> **Dataset items**:
□ □ □ □ □
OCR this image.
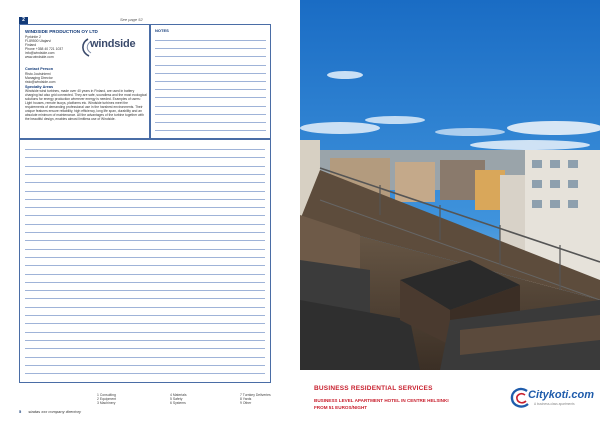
2	See page 52
WINDSIDE PRODUCTION OY LTD
Pyrkintie 2
FI-89500 Utajarvi
Finland
Phone +358 40 721 1037
info@windside.com
www.windside.com
windside
Contact Person
Risto Joutsiniemi
Managing Director
risto@windside.com
Specialty Areas
Windside wind turbines, made over 40 years in Finland, are used in battery charging but also grid connected. They are safe, soundless and the most ecological solutions for energy production wherever energy is needed. Examples of users: Light houses, remote buoys, platforms etc. Windside turbines meet the requirements of demanding professional use in the harshest environments. Their unique features ensure reliability, high efficiency, long life span, durability and an absolute minimum of maintenance. All the advantages of the turbine together with the beautiful design, enables almost limitless use of Windside.
NOTES
1 Consulting
2 Equipment
3 Machinery
4 Materials
5 Safety
6 Systems
7 Turnkey Deliveries
8 Yards
9 Other
5 stadas xxx company directory
BUSINESS RESIDENTIAL SERVICES
BUSINESS LEVEL APARTMENT HOTEL IN CENTRE HELSINKI
FROM 51 EUROS/NIGHT
Citykoti.com
A business-class apartments
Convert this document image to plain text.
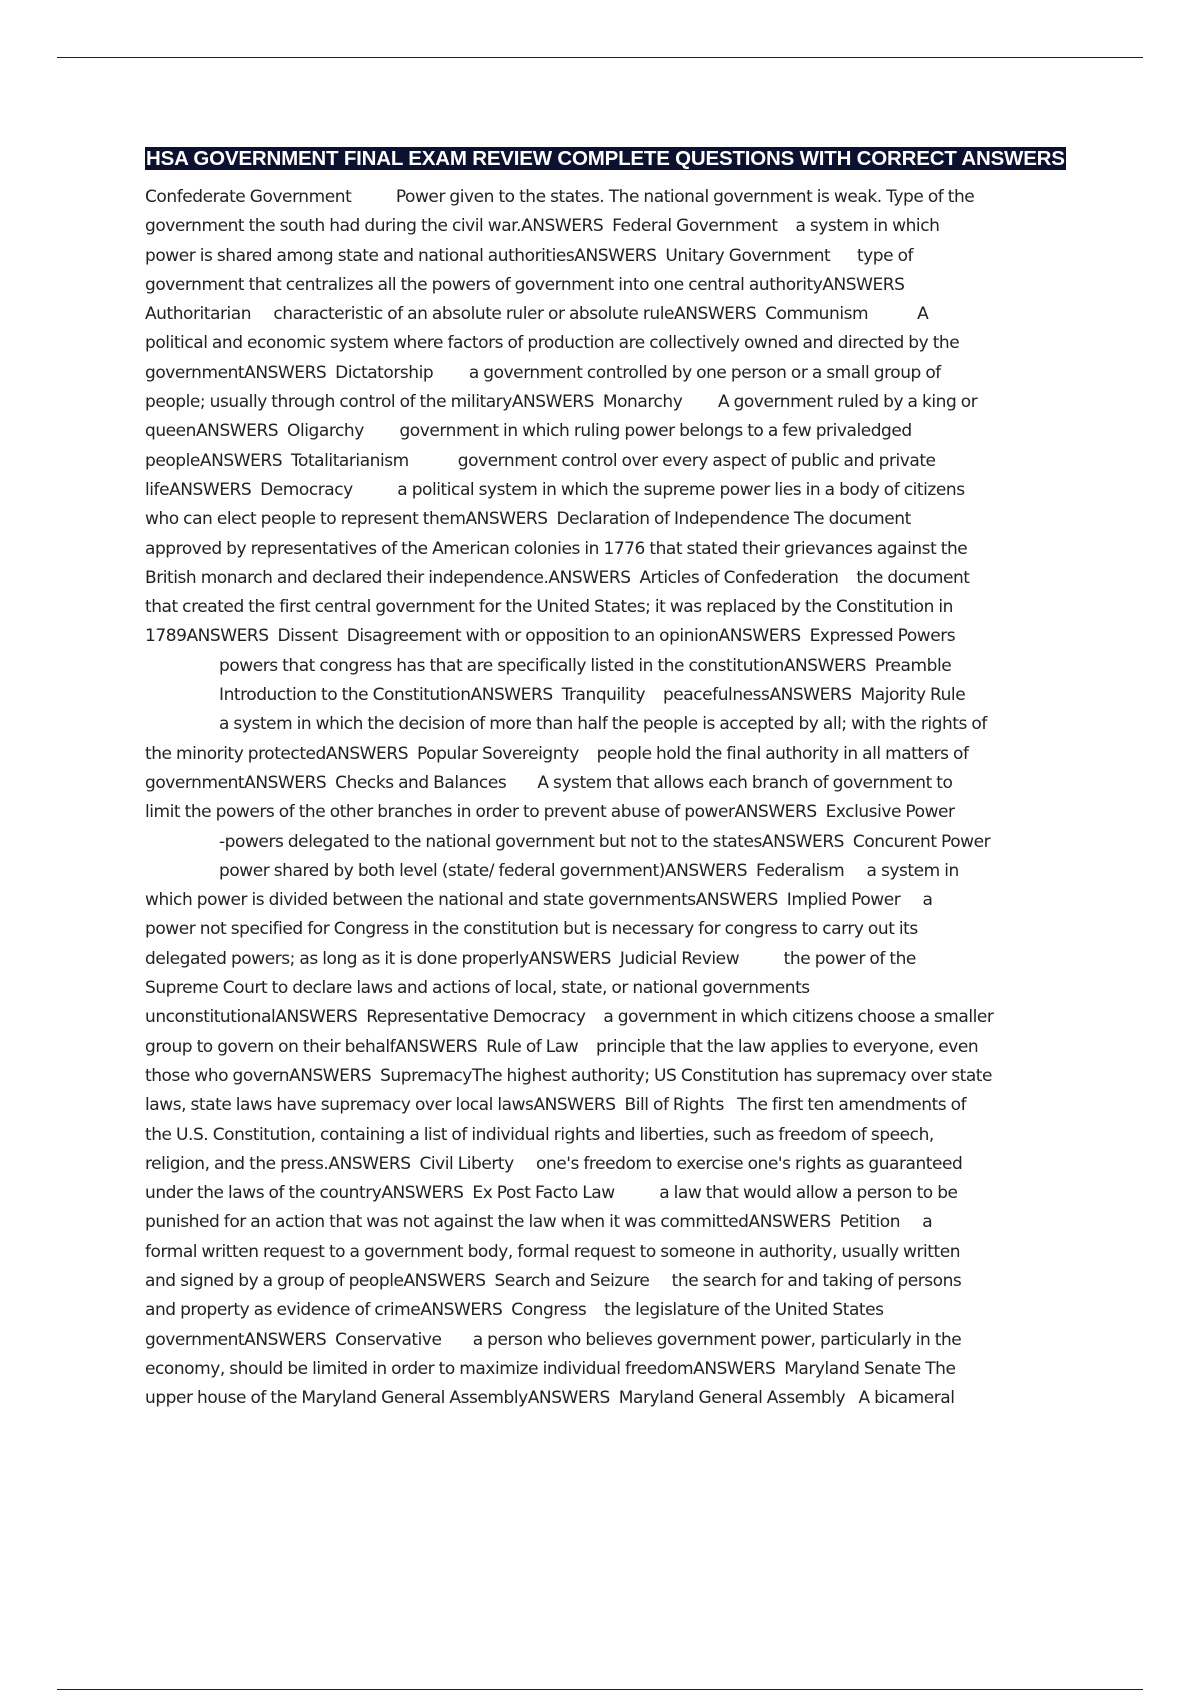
HSA GOVERNMENT FINAL EXAM REVIEW COMPLETE QUESTIONS WITH CORRECT ANSWERS

Confederate Government          Power given to the states. The national government is weak. Type of the
government the south had during the civil war.ANSWERS  Federal Government    a system in which
power is shared among state and national authoritiesANSWERS  Unitary Government      type of
government that centralizes all the powers of government into one central authorityANSWERS
Authoritarian     characteristic of an absolute ruler or absolute ruleANSWERS  Communism           A
political and economic system where factors of production are collectively owned and directed by the
governmentANSWERS  Dictatorship        a government controlled by one person or a small group of
people; usually through control of the militaryANSWERS  Monarchy        A government ruled by a king or
queenANSWERS  Oligarchy        government in which ruling power belongs to a few privaledged
peopleANSWERS  Totalitarianism           government control over every aspect of public and private
lifeANSWERS  Democracy          a political system in which the supreme power lies in a body of citizens
who can elect people to represent themANSWERS  Declaration of Independence The document
approved by representatives of the American colonies in 1776 that stated their grievances against the
British monarch and declared their independence.ANSWERS  Articles of Confederation    the document
that created the first central government for the United States; it was replaced by the Constitution in
1789ANSWERS  Dissent  Disagreement with or opposition to an opinionANSWERS  Expressed Powers
powers that congress has that are specifically listed in the constitutionANSWERS  Preamble
Introduction to the ConstitutionANSWERS  Tranquility    peacefulnessANSWERS  Majority Rule
a system in which the decision of more than half the people is accepted by all; with the rights of
the minority protectedANSWERS  Popular Sovereignty    people hold the final authority in all matters of
governmentANSWERS  Checks and Balances       A system that allows each branch of government to
limit the powers of the other branches in order to prevent abuse of powerANSWERS  Exclusive Power
-powers delegated to the national government but not to the statesANSWERS  Concurent Power
power shared by both level (state/ federal government)ANSWERS  Federalism     a system in
which power is divided between the national and state governmentsANSWERS  Implied Power     a
power not specified for Congress in the constitution but is necessary for congress to carry out its
delegated powers; as long as it is done properlyANSWERS  Judicial Review          the power of the
Supreme Court to declare laws and actions of local, state, or national governments
unconstitutionalANSWERS  Representative Democracy    a government in which citizens choose a smaller
group to govern on their behalfANSWERS  Rule of Law    principle that the law applies to everyone, even
those who governANSWERS  SupremacyThe highest authority; US Constitution has supremacy over state
laws, state laws have supremacy over local lawsANSWERS  Bill of Rights   The first ten amendments of
the U.S. Constitution, containing a list of individual rights and liberties, such as freedom of speech,
religion, and the press.ANSWERS  Civil Liberty     one's freedom to exercise one's rights as guaranteed
under the laws of the countryANSWERS  Ex Post Facto Law          a law that would allow a person to be
punished for an action that was not against the law when it was committedANSWERS  Petition     a
formal written request to a government body, formal request to someone in authority, usually written
and signed by a group of peopleANSWERS  Search and Seizure     the search for and taking of persons
and property as evidence of crimeANSWERS  Congress    the legislature of the United States
governmentANSWERS  Conservative       a person who believes government power, particularly in the
economy, should be limited in order to maximize individual freedomANSWERS  Maryland Senate The
upper house of the Maryland General AssemblyANSWERS  Maryland General Assembly   A bicameral
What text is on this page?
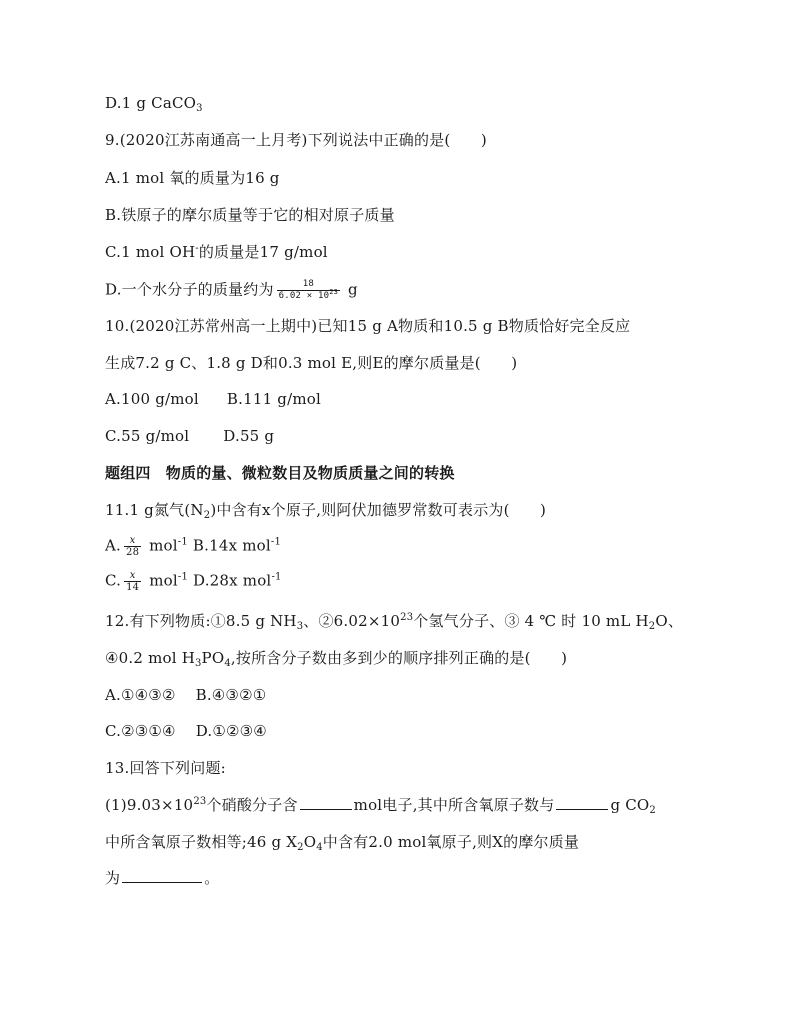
D.1 g CaCO$_3$
9.(2020江苏南通高一上月考)下列说法中正确的是(　　)
A.1 mol 氧的质量为16 g
B.铁原子的摩尔质量等于它的相对原子质量
C.1 mol OH-的质量是17 g/mol
D.一个水分子的质量约为 $\frac{18}{6.02 \times 10^{23}}$ g
10.(2020江苏常州高一上期中)已知15 g A物质和10.5 g B物质恰好完全反应
生成7.2 g C、1.8 g D和0.3 mol E,则E的摩尔质量是(　　)
A.100 g/mol B.111 g/mol
C.55 g/mol D.55 g
题组四　物质的量、微粒数目及物质质量之间的转换
11.1 g氮气$(N_2)$中含有x个原子,则阿伏加德罗常数可表示为(　　)
A. $\frac{x}{28} mol^{-1}$ B.14x mol$^{-1}$
C. $\frac{x}{14} mol^{-1}$ D.28x mol$^{-1}$
12.有下列物质:①8.5 g $NH_3$、$②6.02\times 10^{23}$个氢气分子、③ 4 ℃ 时 10 mL $H_2O$、
④0.2 mol $H_3PO_4$,按所含分子数由多到少的顺序排列正确的是(　　)
A.①④③② B.④③②①
C.②③①④ D.①②③④
13.回答下列问题:
$(1)9.03\times 10^{23}$个硝酸分子含	mol电子,其中所含氧原子数与	g $CO_2$
中所含氧原子数相等;46 g $X_2O_4$中含有2.0 mol氧原子,则X的摩尔质量
为	。
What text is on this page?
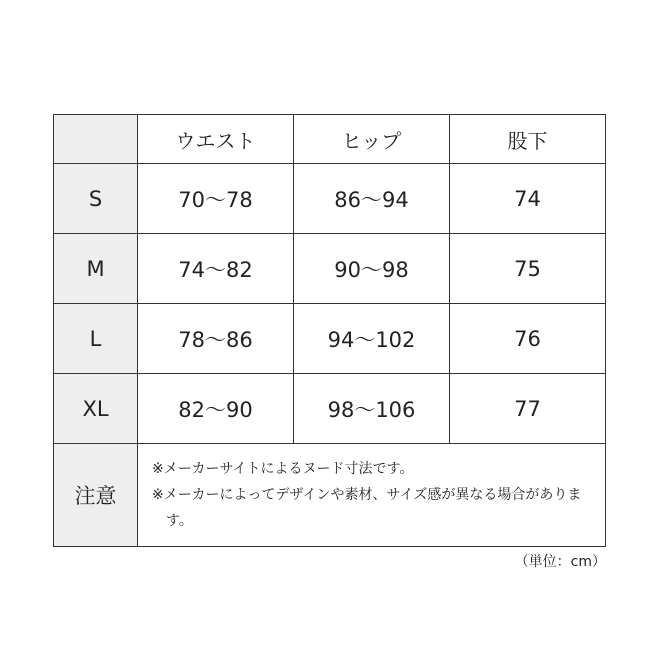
	ウエスト	ヒップ	股下
S	70〜78	86〜94	74
M	74〜82	90〜98	75
L	78〜86	94〜102	76
XL	82〜90	98〜106	77
注意	※メーカーサイトによるヌード寸法です。
※メーカーによってデザインや素材、サイズ感が異なる場合があります。		
（単位：cm）
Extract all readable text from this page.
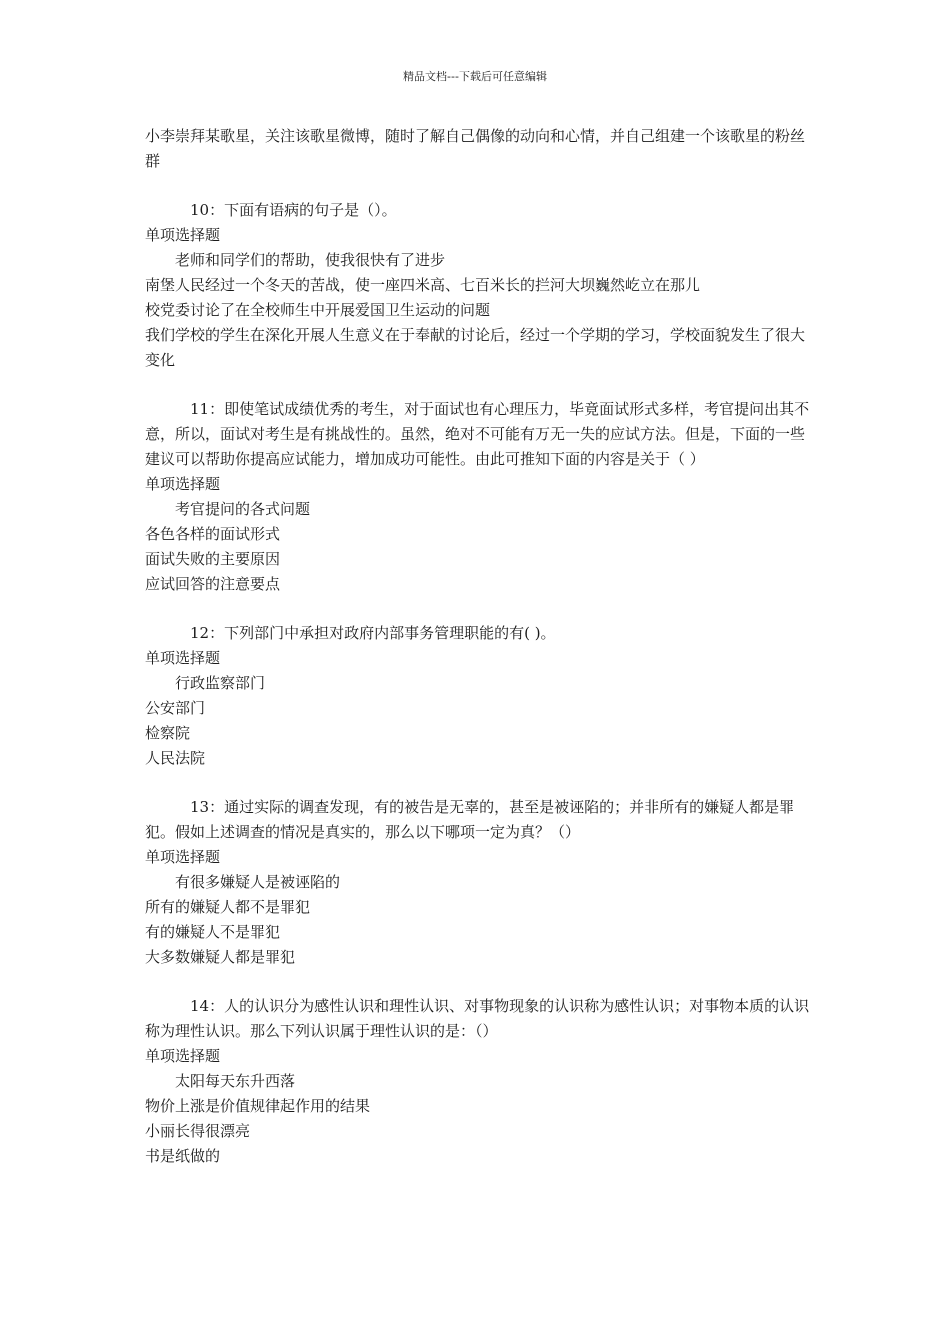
精品文档---下载后可任意编辑

小李崇拜某歌星，关注该歌星微博，随时了解自己偶像的动向和心情，并自己组建一个该歌星的粉丝群

10：下面有语病的句子是（）。

单项选择题

老师和同学们的帮助，使我很快有了进步

南堡人民经过一个冬天的苦战，使一座四米高、七百米长的拦河大坝巍然屹立在那儿

校党委讨论了在全校师生中开展爱国卫生运动的问题

我们学校的学生在深化开展人生意义在于奉献的讨论后，经过一个学期的学习，学校面貌发生了很大变化

11：即使笔试成绩优秀的考生，对于面试也有心理压力，毕竟面试形式多样，考官提问出其不意，所以，面试对考生是有挑战性的。虽然，绝对不可能有万无一失的应试方法。但是，下面的一些建议可以帮助你提高应试能力，增加成功可能性。由此可推知下面的内容是关于（ ）

单项选择题

考官提问的各式问题

各色各样的面试形式

面试失败的主要原因

应试回答的注意要点

12：下列部门中承担对政府内部事务管理职能的有( )。

单项选择题

行政监察部门

公安部门

检察院

人民法院

13：通过实际的调查发现，有的被告是无辜的，甚至是被诬陷的；并非所有的嫌疑人都是罪犯。假如上述调查的情况是真实的，那么以下哪项一定为真？（）

单项选择题

有很多嫌疑人是被诬陷的

所有的嫌疑人都不是罪犯

有的嫌疑人不是罪犯

大多数嫌疑人都是罪犯

14：人的认识分为感性认识和理性认识、对事物现象的认识称为感性认识；对事物本质的认识称为理性认识。那么下列认识属于理性认识的是：（）

单项选择题

太阳每天东升西落

物价上涨是价值规律起作用的结果

小丽长得很漂亮

书是纸做的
□ □ □ □ □
> **Objective**:
Every entry above should be duplicated exactly. Do not include the images.

> **Task result**:
OCR this image.
2	See page 52
WINDSIDE PRODUCTION OY LTD
Pyrkintie 2
FI-89500 Utajarvi
Finland
Phone +358 40 721 1037
info@windside.com
www.windside.com
windside
Contact Person
Risto Joutsiniemi
Managing Director
risto@windside.com
Specialty Areas
Windside wind turbines, made over 40 years in Finland, are used in battery charging but also grid connected. They are safe, soundless and the most ecological solutions for energy production wherever energy is needed. Examples of users: Light houses, remote buoys, platforms etc. Windside turbines meet the requirements of demanding professional use in the harshest environments. Their unique features ensure reliability, high efficiency, long life span, durability and an absolute minimum of maintenance. All the advantages of the turbine together with the beautiful design, enables almost limitless use of Windside.
NOTES
1 Consulting
2 Equipment
3 Machinery
4 Materials
5 Safety
6 Systems
7 Turnkey Deliveries
8 Yards
9 Other
5 stadas xxx company directory
BUSINESS RESIDENTIAL SERVICES
BUSINESS LEVEL APARTMENT HOTEL IN CENTRE HELSINKI
FROM 51 EUROS/NIGHT
Citykoti.com
A business-class apartments
Convert this document image to plain text.
HSA GOVERNMENT FINAL EXAM REVIEW COMPLETE QUESTIONS WITH CORRECT ANSWERS

Confederate Government          Power given to the states. The national government is weak. Type of the
government the south had during the civil war.ANSWERS  Federal Government    a system in which
power is shared among state and national authoritiesANSWERS  Unitary Government      type of
government that centralizes all the powers of government into one central authorityANSWERS
Authoritarian     characteristic of an absolute ruler or absolute ruleANSWERS  Communism           A
political and economic system where factors of production are collectively owned and directed by the
governmentANSWERS  Dictatorship        a government controlled by one person or a small group of
people; usually through control of the militaryANSWERS  Monarchy        A government ruled by a king or
queenANSWERS  Oligarchy        government in which ruling power belongs to a few privaledged
peopleANSWERS  Totalitarianism           government control over every aspect of public and private
lifeANSWERS  Democracy          a political system in which the supreme power lies in a body of citizens
who can elect people to represent themANSWERS  Declaration of Independence The document
approved by representatives of the American colonies in 1776 that stated their grievances against the
British monarch and declared their independence.ANSWERS  Articles of Confederation    the document
that created the first central government for the United States; it was replaced by the Constitution in
1789ANSWERS  Dissent  Disagreement with or opposition to an opinionANSWERS  Expressed Powers
powers that congress has that are specifically listed in the constitutionANSWERS  Preamble
Introduction to the ConstitutionANSWERS  Tranquility    peacefulnessANSWERS  Majority Rule
a system in which the decision of more than half the people is accepted by all; with the rights of
the minority protectedANSWERS  Popular Sovereignty    people hold the final authority in all matters of
governmentANSWERS  Checks and Balances       A system that allows each branch of government to
limit the powers of the other branches in order to prevent abuse of powerANSWERS  Exclusive Power
-powers delegated to the national government but not to the statesANSWERS  Concurent Power
power shared by both level (state/ federal government)ANSWERS  Federalism     a system in
which power is divided between the national and state governmentsANSWERS  Implied Power     a
power not specified for Congress in the constitution but is necessary for congress to carry out its
delegated powers; as long as it is done properlyANSWERS  Judicial Review          the power of the
Supreme Court to declare laws and actions of local, state, or national governments
unconstitutionalANSWERS  Representative Democracy    a government in which citizens choose a smaller
group to govern on their behalfANSWERS  Rule of Law    principle that the law applies to everyone, even
those who governANSWERS  SupremacyThe highest authority; US Constitution has supremacy over state
laws, state laws have supremacy over local lawsANSWERS  Bill of Rights   The first ten amendments of
the U.S. Constitution, containing a list of individual rights and liberties, such as freedom of speech,
religion, and the press.ANSWERS  Civil Liberty     one's freedom to exercise one's rights as guaranteed
under the laws of the countryANSWERS  Ex Post Facto Law          a law that would allow a person to be
punished for an action that was not against the law when it was committedANSWERS  Petition     a
formal written request to a government body, formal request to someone in authority, usually written
and signed by a group of peopleANSWERS  Search and Seizure     the search for and taking of persons
and property as evidence of crimeANSWERS  Congress    the legislature of the United States
governmentANSWERS  Conservative       a person who believes government power, particularly in the
economy, should be limited in order to maximize individual freedomANSWERS  Maryland Senate The
upper house of the Maryland General AssemblyANSWERS  Maryland General Assembly   A bicameral
What text is on this page?
D.1 g CaCO$_3$
9.(2020江苏南通高一上月考)下列说法中正确的是(　　)
A.1 mol 氧的质量为16 g
B.铁原子的摩尔质量等于它的相对原子质量
C.1 mol OH-的质量是17 g/mol
D.一个水分子的质量约为 $\frac{18}{6.02 \times 10^{23}}$ g
10.(2020江苏常州高一上期中)已知15 g A物质和10.5 g B物质恰好完全反应
生成7.2 g C、1.8 g D和0.3 mol E,则E的摩尔质量是(　　)
A.100 g/mol B.111 g/mol
C.55 g/mol D.55 g
题组四　物质的量、微粒数目及物质质量之间的转换
11.1 g氮气$(N_2)$中含有x个原子,则阿伏加德罗常数可表示为(　　)
A. $\frac{x}{28} mol^{-1}$ B.14x mol$^{-1}$
C. $\frac{x}{14} mol^{-1}$ D.28x mol$^{-1}$
12.有下列物质:①8.5 g $NH_3$、$②6.02\times 10^{23}$个氢气分子、③ 4 ℃ 时 10 mL $H_2O$、
④0.2 mol $H_3PO_4$,按所含分子数由多到少的顺序排列正确的是(　　)
A.①④③② B.④③②①
C.②③①④ D.①②③④
13.回答下列问题:
$(1)9.03\times 10^{23}$个硝酸分子含	mol电子,其中所含氧原子数与	g $CO_2$
中所含氧原子数相等;46 g $X_2O_4$中含有2.0 mol氧原子,则X的摩尔质量
为	。
What text is on this page?
	ウエスト	ヒップ	股下
S	70〜78	86〜94	74
M	74〜82	90〜98	75
L	78〜86	94〜102	76
XL	82〜90	98〜106	77
注意	※メーカーサイトによるヌード寸法です。
※メーカーによってデザインや素材、サイズ感が異なる場合があります。		
（単位：cm）
Extract all readable text from this page.
精品文档---下载后可任意编辑

小李崇拜某歌星，关注该歌星微博，随时了解自己偶像的动向和心情，并自己组建一个该歌星的粉丝群

10：下面有语病的句子是（）。

单项选择题

老师和同学们的帮助，使我很快有了进步

南堡人民经过一个冬天的苦战，使一座四米高、七百米长的拦河大坝巍然屹立在那儿

校党委讨论了在全校师生中开展爱国卫生运动的问题

我们学校的学生在深化开展人生意义在于奉献的讨论后，经过一个学期的学习，学校面貌发生了很大变化

11：即使笔试成绩优秀的考生，对于面试也有心理压力，毕竟面试形式多样，考官提问出其不意，所以，面试对考生是有挑战性的。虽然，绝对不可能有万无一失的应试方法。但是，下面的一些建议可以帮助你提高应试能力，增加成功可能性。由此可推知下面的内容是关于（ ）

单项选择题

考官提问的各式问题

各色各样的面试形式

面试失败的主要原因

应试回答的注意要点

12：下列部门中承担对政府内部事务管理职能的有( )。

单项选择题

行政监察部门

公安部门

检察院

人民法院

13：通过实际的调查发现，有的被告是无辜的，甚至是被诬陷的；并非所有的嫌疑人都是罪犯。假如上述调查的情况是真实的，那么以下哪项一定为真？（）

单项选择题

有很多嫌疑人是被诬陷的

所有的嫌疑人都不是罪犯

有的嫌疑人不是罪犯

大多数嫌疑人都是罪犯

14：人的认识分为感性认识和理性认识、对事物现象的认识称为感性认识；对事物本质的认识称为理性认识。那么下列认识属于理性认识的是：（）

单项选择题

太阳每天东升西落

物价上涨是价值规律起作用的结果

小丽长得很漂亮

书是纸做的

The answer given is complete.